* [PROBLEM DESCRIPTION] Would you copy out the whole listing exactly as given?

[Stored dataset items]
########

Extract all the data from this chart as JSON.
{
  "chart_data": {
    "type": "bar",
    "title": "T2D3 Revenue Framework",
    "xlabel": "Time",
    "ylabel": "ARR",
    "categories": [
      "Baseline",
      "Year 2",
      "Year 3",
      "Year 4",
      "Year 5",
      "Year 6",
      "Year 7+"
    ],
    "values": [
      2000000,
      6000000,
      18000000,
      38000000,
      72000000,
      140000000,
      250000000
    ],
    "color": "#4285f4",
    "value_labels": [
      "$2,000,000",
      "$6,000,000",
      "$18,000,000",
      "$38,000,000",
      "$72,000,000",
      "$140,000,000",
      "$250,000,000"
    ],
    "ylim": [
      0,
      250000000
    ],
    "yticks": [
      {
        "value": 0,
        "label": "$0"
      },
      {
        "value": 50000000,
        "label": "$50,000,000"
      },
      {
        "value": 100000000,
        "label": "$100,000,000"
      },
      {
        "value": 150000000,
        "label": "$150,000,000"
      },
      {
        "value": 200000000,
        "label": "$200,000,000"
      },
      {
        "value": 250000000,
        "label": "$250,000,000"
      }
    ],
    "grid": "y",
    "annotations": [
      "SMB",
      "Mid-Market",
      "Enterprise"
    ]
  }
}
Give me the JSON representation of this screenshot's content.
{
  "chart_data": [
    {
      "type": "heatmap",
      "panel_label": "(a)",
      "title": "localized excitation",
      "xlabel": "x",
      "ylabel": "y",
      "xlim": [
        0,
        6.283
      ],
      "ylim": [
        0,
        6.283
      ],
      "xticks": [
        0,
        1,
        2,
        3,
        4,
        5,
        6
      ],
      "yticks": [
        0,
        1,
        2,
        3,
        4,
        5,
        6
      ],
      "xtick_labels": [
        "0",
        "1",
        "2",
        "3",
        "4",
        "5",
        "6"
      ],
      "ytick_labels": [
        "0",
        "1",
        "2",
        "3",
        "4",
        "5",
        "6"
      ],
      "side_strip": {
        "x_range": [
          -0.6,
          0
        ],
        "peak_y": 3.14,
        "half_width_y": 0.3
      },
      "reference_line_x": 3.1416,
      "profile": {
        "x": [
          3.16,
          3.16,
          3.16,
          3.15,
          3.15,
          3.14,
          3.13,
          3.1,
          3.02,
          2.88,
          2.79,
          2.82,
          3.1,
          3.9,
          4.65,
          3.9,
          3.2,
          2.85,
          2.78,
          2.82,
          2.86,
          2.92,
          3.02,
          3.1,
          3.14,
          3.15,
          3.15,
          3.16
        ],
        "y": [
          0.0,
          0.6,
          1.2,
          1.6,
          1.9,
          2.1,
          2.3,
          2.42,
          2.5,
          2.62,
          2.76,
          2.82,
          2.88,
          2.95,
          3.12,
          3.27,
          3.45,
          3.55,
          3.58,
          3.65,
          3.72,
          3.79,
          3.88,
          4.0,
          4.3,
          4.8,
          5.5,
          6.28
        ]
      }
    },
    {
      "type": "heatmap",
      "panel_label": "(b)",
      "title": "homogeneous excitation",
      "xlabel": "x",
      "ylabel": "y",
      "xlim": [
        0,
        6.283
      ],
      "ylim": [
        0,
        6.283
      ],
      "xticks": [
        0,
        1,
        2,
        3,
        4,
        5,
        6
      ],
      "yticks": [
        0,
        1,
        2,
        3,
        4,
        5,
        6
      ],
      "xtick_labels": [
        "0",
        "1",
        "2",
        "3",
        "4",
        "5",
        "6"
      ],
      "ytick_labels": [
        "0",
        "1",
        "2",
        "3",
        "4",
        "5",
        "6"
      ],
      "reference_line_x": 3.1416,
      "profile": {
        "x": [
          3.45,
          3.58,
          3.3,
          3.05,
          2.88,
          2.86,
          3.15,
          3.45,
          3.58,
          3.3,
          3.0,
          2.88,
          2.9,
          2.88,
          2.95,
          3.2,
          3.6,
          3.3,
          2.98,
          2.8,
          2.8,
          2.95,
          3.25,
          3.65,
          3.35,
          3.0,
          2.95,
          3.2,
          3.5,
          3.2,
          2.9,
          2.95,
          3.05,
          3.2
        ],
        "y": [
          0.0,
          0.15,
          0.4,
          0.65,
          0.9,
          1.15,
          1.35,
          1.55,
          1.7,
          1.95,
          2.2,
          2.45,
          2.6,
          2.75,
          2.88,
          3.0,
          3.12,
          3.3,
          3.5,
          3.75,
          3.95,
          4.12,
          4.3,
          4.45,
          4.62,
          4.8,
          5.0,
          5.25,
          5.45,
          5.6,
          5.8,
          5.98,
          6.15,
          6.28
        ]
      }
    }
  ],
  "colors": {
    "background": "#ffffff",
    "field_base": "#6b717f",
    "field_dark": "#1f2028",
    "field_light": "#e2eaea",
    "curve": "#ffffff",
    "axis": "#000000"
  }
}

########

* [FULL OUTPUT]
Extract all the data from this chart as JSON.
{
  "chart_data": {
    "type": "bar",
    "title": "T2D3 Revenue Framework",
    "xlabel": "Time",
    "ylabel": "ARR",
    "categories": [
      "Baseline",
      "Year 2",
      "Year 3",
      "Year 4",
      "Year 5",
      "Year 6",
      "Year 7+"
    ],
    "values": [
      2000000,
      6000000,
      18000000,
      38000000,
      72000000,
      140000000,
      250000000
    ],
    "color": "#4285f4",
    "value_labels": [
      "$2,000,000",
      "$6,000,000",
      "$18,000,000",
      "$38,000,000",
      "$72,000,000",
      "$140,000,000",
      "$250,000,000"
    ],
    "ylim": [
      0,
      250000000
    ],
    "yticks": [
      {
        "value": 0,
        "label": "$0"
      },
      {
        "value": 50000000,
        "label": "$50,000,000"
      },
      {
        "value": 100000000,
        "label": "$100,000,000"
      },
      {
        "value": 150000000,
        "label": "$150,000,000"
      },
      {
        "value": 200000000,
        "label": "$200,000,000"
      },
      {
        "value": 250000000,
        "label": "$250,000,000"
      }
    ],
    "grid": "y",
    "annotations": [
      "SMB",
      "Mid-Market",
      "Enterprise"
    ]
  }
}
Give me the JSON representation of this screenshot's content.
{
  "chart_data": [
    {
      "type": "heatmap",
      "panel_label": "(a)",
      "title": "localized excitation",
      "xlabel": "x",
      "ylabel": "y",
      "xlim": [
        0,
        6.283
      ],
      "ylim": [
        0,
        6.283
      ],
      "xticks": [
        0,
        1,
        2,
        3,
        4,
        5,
        6
      ],
      "yticks": [
        0,
        1,
        2,
        3,
        4,
        5,
        6
      ],
      "xtick_labels": [
        "0",
        "1",
        "2",
        "3",
        "4",
        "5",
        "6"
      ],
      "ytick_labels": [
        "0",
        "1",
        "2",
        "3",
        "4",
        "5",
        "6"
      ],
      "side_strip": {
        "x_range": [
          -0.6,
          0
        ],
        "peak_y": 3.14,
        "half_width_y": 0.3
      },
      "reference_line_x": 3.1416,
      "profile": {
        "x": [
          3.16,
          3.16,
          3.16,
          3.15,
          3.15,
          3.14,
          3.13,
          3.1,
          3.02,
          2.88,
          2.79,
          2.82,
          3.1,
          3.9,
          4.65,
          3.9,
          3.2,
          2.85,
          2.78,
          2.82,
          2.86,
          2.92,
          3.02,
          3.1,
          3.14,
          3.15,
          3.15,
          3.16
        ],
        "y": [
          0.0,
          0.6,
          1.2,
          1.6,
          1.9,
          2.1,
          2.3,
          2.42,
          2.5,
          2.62,
          2.76,
          2.82,
          2.88,
          2.95,
          3.12,
          3.27,
          3.45,
          3.55,
          3.58,
          3.65,
          3.72,
          3.79,
          3.88,
          4.0,
          4.3,
          4.8,
          5.5,
          6.28
        ]
      }
    },
    {
      "type": "heatmap",
      "panel_label": "(b)",
      "title": "homogeneous excitation",
      "xlabel": "x",
      "ylabel": "y",
      "xlim": [
        0,
        6.283
      ],
      "ylim": [
        0,
        6.283
      ],
      "xticks": [
        0,
        1,
        2,
        3,
        4,
        5,
        6
      ],
      "yticks": [
        0,
        1,
        2,
        3,
        4,
        5,
        6
      ],
      "xtick_labels": [
        "0",
        "1",
        "2",
        "3",
        "4",
        "5",
        "6"
      ],
      "ytick_labels": [
        "0",
        "1",
        "2",
        "3",
        "4",
        "5",
        "6"
      ],
      "reference_line_x": 3.1416,
      "profile": {
        "x": [
          3.45,
          3.58,
          3.3,
          3.05,
          2.88,
          2.86,
          3.15,
          3.45,
          3.58,
          3.3,
          3.0,
          2.88,
          2.9,
          2.88,
          2.95,
          3.2,
          3.6,
          3.3,
          2.98,
          2.8,
          2.8,
          2.95,
          3.25,
          3.65,
          3.35,
          3.0,
          2.95,
          3.2,
          3.5,
          3.2,
          2.9,
          2.95,
          3.05,
          3.2
        ],
        "y": [
          0.0,
          0.15,
          0.4,
          0.65,
          0.9,
          1.15,
          1.35,
          1.55,
          1.7,
          1.95,
          2.2,
          2.45,
          2.6,
          2.75,
          2.88,
          3.0,
          3.12,
          3.3,
          3.5,
          3.75,
          3.95,
          4.12,
          4.3,
          4.45,
          4.62,
          4.8,
          5.0,
          5.25,
          5.45,
          5.6,
          5.8,
          5.98,
          6.15,
          6.28
        ]
      }
    }
  ],
  "colors": {
    "background": "#ffffff",
    "field_base": "#6b717f",
    "field_dark": "#1f2028",
    "field_light": "#e2eaea",
    "curve": "#ffffff",
    "axis": "#000000"
  }
}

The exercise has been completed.